>> Start

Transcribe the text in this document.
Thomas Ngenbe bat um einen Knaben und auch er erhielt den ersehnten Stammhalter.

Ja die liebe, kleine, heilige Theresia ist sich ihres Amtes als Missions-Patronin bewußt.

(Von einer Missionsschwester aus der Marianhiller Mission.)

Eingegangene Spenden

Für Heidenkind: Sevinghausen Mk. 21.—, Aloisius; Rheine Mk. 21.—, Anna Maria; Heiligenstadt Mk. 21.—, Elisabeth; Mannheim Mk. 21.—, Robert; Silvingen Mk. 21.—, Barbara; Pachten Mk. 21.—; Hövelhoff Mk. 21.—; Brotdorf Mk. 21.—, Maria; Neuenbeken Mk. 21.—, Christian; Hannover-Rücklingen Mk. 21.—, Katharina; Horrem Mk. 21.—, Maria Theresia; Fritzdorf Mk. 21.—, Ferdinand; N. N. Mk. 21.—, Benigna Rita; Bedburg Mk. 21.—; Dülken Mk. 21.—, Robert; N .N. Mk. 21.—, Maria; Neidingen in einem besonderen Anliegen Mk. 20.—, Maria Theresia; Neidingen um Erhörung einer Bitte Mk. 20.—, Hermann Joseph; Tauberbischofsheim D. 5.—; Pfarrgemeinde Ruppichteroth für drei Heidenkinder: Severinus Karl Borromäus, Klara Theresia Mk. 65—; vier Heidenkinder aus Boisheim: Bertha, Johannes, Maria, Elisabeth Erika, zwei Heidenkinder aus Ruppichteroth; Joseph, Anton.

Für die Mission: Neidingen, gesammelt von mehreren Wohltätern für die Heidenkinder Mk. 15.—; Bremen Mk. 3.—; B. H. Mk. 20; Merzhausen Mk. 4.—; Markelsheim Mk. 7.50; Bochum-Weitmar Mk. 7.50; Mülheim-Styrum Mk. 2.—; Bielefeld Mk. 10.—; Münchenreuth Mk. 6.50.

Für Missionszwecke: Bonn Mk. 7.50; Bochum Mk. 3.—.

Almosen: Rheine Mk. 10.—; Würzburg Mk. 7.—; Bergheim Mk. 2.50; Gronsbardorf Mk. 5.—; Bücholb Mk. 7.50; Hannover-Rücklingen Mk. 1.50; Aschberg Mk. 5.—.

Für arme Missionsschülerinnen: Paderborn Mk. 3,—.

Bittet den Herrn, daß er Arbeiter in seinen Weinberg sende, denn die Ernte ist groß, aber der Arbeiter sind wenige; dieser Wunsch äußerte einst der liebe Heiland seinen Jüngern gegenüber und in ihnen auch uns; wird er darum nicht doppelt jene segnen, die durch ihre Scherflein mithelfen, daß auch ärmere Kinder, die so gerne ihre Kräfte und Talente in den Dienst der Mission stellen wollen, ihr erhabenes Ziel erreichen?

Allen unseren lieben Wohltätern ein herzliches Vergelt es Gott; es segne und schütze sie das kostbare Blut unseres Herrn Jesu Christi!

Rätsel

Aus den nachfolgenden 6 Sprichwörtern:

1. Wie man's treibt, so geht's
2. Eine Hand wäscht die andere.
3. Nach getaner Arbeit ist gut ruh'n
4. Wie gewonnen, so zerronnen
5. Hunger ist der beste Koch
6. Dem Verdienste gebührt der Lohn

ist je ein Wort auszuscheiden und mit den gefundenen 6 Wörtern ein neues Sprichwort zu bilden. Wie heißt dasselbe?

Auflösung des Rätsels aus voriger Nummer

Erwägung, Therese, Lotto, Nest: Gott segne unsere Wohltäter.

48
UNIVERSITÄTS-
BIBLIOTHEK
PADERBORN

>> End

● What is being asked
Identify each line holding the string "Rücklingen", and copy it out.

● Exercise answer
Für Heidenkind: Sevinghausen Mk. 21.—, Aloisius; Rheine Mk. 21.—, Anna Maria; Heiligenstadt Mk. 21.—, Elisabeth; Mannheim Mk. 21.—, Robert; Silvingen Mk. 21.—, Barbara; Pachten Mk. 21.—; Hövelhoff Mk. 21.—; Brotdorf Mk. 21.—, Maria; Neuenbeken Mk. 21.—, Christian; Hannover-Rücklingen Mk. 21.—, Katharina; Horrem Mk. 21.—, Maria Theresia; Fritzdorf Mk. 21.—, Ferdinand; N. N. Mk. 21.—, Benigna Rita; Bedburg Mk. 21.—; Dülken Mk. 21.—, Robert; N .N. Mk. 21.—, Maria; Neidingen in einem besonderen Anliegen Mk. 20.—, Maria Theresia; Neidingen um Erhörung einer Bitte Mk. 20.—, Hermann Joseph; Tauberbischofsheim D. 5.—; Pfarrgemeinde Ruppichteroth für drei Heidenkinder: Severinus Karl Borromäus, Klara Theresia Mk. 65—; vier Heidenkinder aus Boisheim: Bertha, Johannes, Maria, Elisabeth Erika, zwei Heidenkinder aus Ruppichteroth; Joseph, Anton.
Almosen: Rheine Mk. 10.—; Würzburg Mk. 7.—; Bergheim Mk. 2.50; Gronsbardorf Mk. 5.—; Bücholb Mk. 7.50; Hannover-Rücklingen Mk. 1.50; Aschberg Mk. 5.—.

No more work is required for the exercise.